Data for the task:
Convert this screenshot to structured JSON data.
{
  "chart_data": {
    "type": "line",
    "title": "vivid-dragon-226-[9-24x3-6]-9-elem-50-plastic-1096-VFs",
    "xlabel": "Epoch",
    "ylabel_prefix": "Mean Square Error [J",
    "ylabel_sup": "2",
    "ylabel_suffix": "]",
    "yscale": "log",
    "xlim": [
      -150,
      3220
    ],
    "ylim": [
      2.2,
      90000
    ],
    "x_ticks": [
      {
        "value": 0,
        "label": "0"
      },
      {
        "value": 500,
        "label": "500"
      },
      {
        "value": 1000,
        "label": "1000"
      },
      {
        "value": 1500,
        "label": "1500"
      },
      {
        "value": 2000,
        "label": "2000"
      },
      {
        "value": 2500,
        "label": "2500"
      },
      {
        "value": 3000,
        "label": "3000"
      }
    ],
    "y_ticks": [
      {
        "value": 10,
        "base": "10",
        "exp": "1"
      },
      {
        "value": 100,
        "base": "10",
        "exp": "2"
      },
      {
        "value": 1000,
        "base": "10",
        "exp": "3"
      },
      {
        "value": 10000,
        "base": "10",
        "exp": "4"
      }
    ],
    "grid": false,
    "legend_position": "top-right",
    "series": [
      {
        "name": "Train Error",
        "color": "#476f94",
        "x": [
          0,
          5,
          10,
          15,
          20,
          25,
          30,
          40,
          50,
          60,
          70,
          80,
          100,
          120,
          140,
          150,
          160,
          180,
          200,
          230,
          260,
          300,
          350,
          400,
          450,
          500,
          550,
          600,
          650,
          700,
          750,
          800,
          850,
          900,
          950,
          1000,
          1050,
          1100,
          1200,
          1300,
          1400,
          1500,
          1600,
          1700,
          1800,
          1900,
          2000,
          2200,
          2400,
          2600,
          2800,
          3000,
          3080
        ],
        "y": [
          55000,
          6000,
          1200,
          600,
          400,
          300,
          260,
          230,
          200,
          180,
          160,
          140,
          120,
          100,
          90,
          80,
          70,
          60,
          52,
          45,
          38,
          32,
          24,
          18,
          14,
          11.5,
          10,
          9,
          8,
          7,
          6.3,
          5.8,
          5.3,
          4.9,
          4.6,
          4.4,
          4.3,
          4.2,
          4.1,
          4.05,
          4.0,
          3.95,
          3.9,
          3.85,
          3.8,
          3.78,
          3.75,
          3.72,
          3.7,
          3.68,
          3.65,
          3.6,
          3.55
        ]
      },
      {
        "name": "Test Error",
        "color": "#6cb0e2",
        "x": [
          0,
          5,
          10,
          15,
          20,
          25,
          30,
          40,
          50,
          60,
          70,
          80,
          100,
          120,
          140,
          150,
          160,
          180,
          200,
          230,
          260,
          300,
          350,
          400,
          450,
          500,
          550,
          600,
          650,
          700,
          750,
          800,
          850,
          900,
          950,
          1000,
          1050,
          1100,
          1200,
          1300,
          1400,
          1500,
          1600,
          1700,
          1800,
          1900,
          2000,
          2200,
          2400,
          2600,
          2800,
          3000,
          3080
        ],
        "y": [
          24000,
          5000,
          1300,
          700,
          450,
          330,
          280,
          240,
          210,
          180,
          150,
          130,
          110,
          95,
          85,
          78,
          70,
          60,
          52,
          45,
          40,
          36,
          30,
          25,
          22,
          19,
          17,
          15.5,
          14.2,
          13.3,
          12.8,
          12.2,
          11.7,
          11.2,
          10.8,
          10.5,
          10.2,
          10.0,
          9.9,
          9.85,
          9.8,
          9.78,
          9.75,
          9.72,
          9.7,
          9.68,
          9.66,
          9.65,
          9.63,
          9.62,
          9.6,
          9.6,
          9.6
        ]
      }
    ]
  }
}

What is needed:
Reproduce the listing above word for word.

Solution for this problem:
Convert this screenshot to structured JSON data.
{
  "chart_data": {
    "type": "line",
    "title": "vivid-dragon-226-[9-24x3-6]-9-elem-50-plastic-1096-VFs",
    "xlabel": "Epoch",
    "ylabel_prefix": "Mean Square Error [J",
    "ylabel_sup": "2",
    "ylabel_suffix": "]",
    "yscale": "log",
    "xlim": [
      -150,
      3220
    ],
    "ylim": [
      2.2,
      90000
    ],
    "x_ticks": [
      {
        "value": 0,
        "label": "0"
      },
      {
        "value": 500,
        "label": "500"
      },
      {
        "value": 1000,
        "label": "1000"
      },
      {
        "value": 1500,
        "label": "1500"
      },
      {
        "value": 2000,
        "label": "2000"
      },
      {
        "value": 2500,
        "label": "2500"
      },
      {
        "value": 3000,
        "label": "3000"
      }
    ],
    "y_ticks": [
      {
        "value": 10,
        "base": "10",
        "exp": "1"
      },
      {
        "value": 100,
        "base": "10",
        "exp": "2"
      },
      {
        "value": 1000,
        "base": "10",
        "exp": "3"
      },
      {
        "value": 10000,
        "base": "10",
        "exp": "4"
      }
    ],
    "grid": false,
    "legend_position": "top-right",
    "series": [
      {
        "name": "Train Error",
        "color": "#476f94",
        "x": [
          0,
          5,
          10,
          15,
          20,
          25,
          30,
          40,
          50,
          60,
          70,
          80,
          100,
          120,
          140,
          150,
          160,
          180,
          200,
          230,
          260,
          300,
          350,
          400,
          450,
          500,
          550,
          600,
          650,
          700,
          750,
          800,
          850,
          900,
          950,
          1000,
          1050,
          1100,
          1200,
          1300,
          1400,
          1500,
          1600,
          1700,
          1800,
          1900,
          2000,
          2200,
          2400,
          2600,
          2800,
          3000,
          3080
        ],
        "y": [
          55000,
          6000,
          1200,
          600,
          400,
          300,
          260,
          230,
          200,
          180,
          160,
          140,
          120,
          100,
          90,
          80,
          70,
          60,
          52,
          45,
          38,
          32,
          24,
          18,
          14,
          11.5,
          10,
          9,
          8,
          7,
          6.3,
          5.8,
          5.3,
          4.9,
          4.6,
          4.4,
          4.3,
          4.2,
          4.1,
          4.05,
          4.0,
          3.95,
          3.9,
          3.85,
          3.8,
          3.78,
          3.75,
          3.72,
          3.7,
          3.68,
          3.65,
          3.6,
          3.55
        ]
      },
      {
        "name": "Test Error",
        "color": "#6cb0e2",
        "x": [
          0,
          5,
          10,
          15,
          20,
          25,
          30,
          40,
          50,
          60,
          70,
          80,
          100,
          120,
          140,
          150,
          160,
          180,
          200,
          230,
          260,
          300,
          350,
          400,
          450,
          500,
          550,
          600,
          650,
          700,
          750,
          800,
          850,
          900,
          950,
          1000,
          1050,
          1100,
          1200,
          1300,
          1400,
          1500,
          1600,
          1700,
          1800,
          1900,
          2000,
          2200,
          2400,
          2600,
          2800,
          3000,
          3080
        ],
        "y": [
          24000,
          5000,
          1300,
          700,
          450,
          330,
          280,
          240,
          210,
          180,
          150,
          130,
          110,
          95,
          85,
          78,
          70,
          60,
          52,
          45,
          40,
          36,
          30,
          25,
          22,
          19,
          17,
          15.5,
          14.2,
          13.3,
          12.8,
          12.2,
          11.7,
          11.2,
          10.8,
          10.5,
          10.2,
          10.0,
          9.9,
          9.85,
          9.8,
          9.78,
          9.75,
          9.72,
          9.7,
          9.68,
          9.66,
          9.65,
          9.63,
          9.62,
          9.6,
          9.6,
          9.6
        ]
      }
    ]
  }
}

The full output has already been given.